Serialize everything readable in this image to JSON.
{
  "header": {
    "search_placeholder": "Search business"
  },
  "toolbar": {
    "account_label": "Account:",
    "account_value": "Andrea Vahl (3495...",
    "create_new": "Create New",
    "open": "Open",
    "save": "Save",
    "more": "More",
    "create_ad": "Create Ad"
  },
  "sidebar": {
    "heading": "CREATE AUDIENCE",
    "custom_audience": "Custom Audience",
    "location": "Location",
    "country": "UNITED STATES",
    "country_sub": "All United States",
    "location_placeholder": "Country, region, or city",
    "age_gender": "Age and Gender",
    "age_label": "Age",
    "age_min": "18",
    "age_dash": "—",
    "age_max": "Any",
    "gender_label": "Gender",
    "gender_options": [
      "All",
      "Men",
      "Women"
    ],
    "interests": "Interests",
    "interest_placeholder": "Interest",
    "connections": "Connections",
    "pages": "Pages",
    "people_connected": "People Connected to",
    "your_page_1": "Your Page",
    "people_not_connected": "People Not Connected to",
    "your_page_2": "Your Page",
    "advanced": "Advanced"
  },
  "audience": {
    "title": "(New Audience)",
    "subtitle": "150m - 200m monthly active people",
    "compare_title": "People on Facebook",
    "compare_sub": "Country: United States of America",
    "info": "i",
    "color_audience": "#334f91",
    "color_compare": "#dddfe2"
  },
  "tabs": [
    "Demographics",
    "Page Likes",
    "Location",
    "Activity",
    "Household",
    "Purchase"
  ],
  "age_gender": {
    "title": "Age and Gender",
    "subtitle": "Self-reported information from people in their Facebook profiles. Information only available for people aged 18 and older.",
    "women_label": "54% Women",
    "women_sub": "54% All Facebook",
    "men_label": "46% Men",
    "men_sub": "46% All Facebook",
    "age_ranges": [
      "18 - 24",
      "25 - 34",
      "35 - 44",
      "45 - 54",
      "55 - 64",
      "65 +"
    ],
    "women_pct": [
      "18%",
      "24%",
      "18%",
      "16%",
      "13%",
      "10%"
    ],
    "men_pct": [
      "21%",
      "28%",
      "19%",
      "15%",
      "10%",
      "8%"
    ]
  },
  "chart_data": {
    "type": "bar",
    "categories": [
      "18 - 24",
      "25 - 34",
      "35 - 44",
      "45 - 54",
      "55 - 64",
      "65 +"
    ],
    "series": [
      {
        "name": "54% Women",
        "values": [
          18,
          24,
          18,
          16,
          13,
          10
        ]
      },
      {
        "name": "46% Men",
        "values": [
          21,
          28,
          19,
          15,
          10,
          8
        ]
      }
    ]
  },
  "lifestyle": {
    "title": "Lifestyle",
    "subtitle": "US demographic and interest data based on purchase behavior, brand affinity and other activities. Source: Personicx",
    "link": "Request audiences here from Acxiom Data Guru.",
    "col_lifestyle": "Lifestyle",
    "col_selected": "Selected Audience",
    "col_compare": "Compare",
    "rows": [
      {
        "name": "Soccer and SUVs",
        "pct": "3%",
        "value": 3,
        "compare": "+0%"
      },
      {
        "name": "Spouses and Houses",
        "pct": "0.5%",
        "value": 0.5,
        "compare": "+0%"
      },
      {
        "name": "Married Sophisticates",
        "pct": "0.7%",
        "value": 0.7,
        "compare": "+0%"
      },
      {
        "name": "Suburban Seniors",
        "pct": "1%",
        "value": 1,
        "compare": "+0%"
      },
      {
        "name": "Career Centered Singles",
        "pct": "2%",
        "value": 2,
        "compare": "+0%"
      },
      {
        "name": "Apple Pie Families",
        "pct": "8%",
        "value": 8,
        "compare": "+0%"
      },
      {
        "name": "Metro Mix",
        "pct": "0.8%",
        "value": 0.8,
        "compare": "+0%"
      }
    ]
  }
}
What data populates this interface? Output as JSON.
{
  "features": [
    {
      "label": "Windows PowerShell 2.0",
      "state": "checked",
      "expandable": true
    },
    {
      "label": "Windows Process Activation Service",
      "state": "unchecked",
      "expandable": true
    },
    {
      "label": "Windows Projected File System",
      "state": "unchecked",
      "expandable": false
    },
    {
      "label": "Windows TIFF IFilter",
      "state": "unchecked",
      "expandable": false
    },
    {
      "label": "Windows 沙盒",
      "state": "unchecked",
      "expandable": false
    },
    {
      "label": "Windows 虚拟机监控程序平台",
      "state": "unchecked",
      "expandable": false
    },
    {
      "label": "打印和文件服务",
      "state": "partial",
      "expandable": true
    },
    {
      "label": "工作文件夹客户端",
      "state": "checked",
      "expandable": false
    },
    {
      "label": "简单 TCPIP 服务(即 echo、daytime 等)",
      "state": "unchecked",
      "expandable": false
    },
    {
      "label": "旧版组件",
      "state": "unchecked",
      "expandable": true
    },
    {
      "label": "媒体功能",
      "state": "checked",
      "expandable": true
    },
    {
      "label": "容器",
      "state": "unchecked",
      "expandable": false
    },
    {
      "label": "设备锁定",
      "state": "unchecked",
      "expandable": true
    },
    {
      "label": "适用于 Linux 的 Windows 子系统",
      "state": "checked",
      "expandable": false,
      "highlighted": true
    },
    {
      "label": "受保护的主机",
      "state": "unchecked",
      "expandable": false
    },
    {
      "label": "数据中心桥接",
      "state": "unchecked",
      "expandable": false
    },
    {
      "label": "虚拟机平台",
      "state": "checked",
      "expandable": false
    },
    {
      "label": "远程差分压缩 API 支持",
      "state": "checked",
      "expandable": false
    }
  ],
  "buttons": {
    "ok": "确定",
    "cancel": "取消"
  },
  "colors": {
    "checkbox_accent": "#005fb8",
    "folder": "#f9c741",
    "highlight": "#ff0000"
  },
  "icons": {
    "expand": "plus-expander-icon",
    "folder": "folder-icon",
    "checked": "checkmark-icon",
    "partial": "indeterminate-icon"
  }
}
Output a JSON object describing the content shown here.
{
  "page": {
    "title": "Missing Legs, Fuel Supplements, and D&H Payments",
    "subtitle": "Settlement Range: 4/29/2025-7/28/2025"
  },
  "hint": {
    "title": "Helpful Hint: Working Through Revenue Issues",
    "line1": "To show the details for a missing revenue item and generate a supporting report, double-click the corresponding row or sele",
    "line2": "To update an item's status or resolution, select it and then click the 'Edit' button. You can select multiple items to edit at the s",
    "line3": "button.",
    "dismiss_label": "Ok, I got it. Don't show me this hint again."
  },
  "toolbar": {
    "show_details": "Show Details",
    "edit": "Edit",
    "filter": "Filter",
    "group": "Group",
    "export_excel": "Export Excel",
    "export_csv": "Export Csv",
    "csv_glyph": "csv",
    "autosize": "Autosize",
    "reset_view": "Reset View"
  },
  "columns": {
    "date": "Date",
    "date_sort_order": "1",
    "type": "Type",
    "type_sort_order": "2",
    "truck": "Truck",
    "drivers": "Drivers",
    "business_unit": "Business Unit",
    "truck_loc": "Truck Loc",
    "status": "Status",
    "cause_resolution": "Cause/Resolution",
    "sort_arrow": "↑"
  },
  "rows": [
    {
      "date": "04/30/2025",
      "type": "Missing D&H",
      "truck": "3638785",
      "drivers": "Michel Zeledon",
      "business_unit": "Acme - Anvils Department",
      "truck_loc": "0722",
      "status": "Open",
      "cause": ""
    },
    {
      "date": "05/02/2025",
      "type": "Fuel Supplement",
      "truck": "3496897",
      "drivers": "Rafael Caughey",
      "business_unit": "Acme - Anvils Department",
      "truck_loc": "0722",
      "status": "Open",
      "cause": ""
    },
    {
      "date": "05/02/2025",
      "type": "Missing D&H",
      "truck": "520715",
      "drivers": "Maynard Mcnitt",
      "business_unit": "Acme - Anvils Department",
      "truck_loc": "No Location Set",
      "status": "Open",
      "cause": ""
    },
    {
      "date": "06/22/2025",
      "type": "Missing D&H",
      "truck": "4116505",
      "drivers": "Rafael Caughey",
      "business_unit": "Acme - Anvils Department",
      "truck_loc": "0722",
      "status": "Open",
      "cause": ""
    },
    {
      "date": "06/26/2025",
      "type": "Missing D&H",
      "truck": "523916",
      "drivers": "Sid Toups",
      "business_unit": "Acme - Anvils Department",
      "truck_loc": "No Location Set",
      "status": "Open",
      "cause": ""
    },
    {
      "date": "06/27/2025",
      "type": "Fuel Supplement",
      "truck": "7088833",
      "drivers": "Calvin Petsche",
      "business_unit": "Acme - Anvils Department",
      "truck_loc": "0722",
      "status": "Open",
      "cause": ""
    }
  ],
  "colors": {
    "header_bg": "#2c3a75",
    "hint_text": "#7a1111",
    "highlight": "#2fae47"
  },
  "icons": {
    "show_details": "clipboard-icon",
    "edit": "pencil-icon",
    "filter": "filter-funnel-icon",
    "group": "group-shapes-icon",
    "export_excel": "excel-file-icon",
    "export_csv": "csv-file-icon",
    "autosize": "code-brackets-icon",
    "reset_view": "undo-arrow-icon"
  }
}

· · ·

• **Job**:
Copy out all lines that carry the word "Facebook".

• **Result of this exercise**:
    "compare_title": "People on Facebook",
    "subtitle": "Self-reported information from people in their Facebook profiles. Information only available for people aged 18 and older.",
    "women_sub": "54% All Facebook",
    "men_sub": "46% All Facebook",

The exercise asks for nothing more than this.